* **BRIEF**
Gather, from the listing beneath this task, every line holding the string "title".

──────── ROWS

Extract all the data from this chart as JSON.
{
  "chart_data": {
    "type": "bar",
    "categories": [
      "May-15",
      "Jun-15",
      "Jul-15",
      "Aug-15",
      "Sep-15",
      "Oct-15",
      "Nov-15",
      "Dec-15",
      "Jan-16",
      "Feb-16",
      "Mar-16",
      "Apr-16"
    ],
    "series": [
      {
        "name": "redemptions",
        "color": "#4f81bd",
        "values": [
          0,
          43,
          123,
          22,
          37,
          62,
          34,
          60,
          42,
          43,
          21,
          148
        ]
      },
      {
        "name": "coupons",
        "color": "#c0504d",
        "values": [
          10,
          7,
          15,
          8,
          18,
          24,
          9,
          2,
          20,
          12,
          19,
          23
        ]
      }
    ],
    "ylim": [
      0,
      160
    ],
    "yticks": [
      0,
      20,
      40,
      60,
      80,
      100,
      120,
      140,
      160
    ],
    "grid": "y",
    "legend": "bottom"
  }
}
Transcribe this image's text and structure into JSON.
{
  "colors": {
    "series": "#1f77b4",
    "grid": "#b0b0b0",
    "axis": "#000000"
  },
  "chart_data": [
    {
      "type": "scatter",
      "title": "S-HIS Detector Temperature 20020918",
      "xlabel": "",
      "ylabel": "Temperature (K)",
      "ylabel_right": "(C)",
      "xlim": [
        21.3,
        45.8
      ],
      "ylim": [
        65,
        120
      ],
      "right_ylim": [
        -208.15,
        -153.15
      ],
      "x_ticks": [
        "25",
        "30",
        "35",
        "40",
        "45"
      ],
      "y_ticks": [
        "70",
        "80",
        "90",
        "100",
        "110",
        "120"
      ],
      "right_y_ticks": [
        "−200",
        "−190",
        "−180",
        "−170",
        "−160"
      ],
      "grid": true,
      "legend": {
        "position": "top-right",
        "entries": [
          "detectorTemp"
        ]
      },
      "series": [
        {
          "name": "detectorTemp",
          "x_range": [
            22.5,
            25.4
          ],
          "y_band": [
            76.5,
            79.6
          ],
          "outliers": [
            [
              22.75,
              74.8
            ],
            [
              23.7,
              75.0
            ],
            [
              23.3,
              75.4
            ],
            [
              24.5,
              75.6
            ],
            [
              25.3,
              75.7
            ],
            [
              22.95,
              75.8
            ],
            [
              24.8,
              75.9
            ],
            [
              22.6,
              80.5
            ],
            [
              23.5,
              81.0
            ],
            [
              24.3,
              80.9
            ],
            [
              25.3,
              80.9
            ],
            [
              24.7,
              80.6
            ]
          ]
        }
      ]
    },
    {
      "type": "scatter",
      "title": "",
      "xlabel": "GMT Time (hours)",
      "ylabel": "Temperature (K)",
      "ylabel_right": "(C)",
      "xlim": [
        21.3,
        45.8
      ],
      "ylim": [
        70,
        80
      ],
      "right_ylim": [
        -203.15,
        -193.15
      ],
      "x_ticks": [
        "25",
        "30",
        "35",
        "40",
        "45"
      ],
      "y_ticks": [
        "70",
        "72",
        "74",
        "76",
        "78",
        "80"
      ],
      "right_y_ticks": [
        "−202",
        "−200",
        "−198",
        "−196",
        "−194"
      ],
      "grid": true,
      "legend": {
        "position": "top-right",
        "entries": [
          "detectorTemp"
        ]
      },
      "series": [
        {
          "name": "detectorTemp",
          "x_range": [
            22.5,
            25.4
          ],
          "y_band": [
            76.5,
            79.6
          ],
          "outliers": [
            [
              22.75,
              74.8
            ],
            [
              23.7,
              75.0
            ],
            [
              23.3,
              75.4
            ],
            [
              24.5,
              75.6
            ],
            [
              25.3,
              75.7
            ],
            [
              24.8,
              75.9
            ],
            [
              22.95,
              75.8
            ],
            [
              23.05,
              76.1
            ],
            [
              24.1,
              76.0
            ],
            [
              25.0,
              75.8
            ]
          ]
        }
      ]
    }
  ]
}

────────────────

* **THE OUTPUT**
      "title": "S-HIS Detector Temperature 20020918",
      "title": "",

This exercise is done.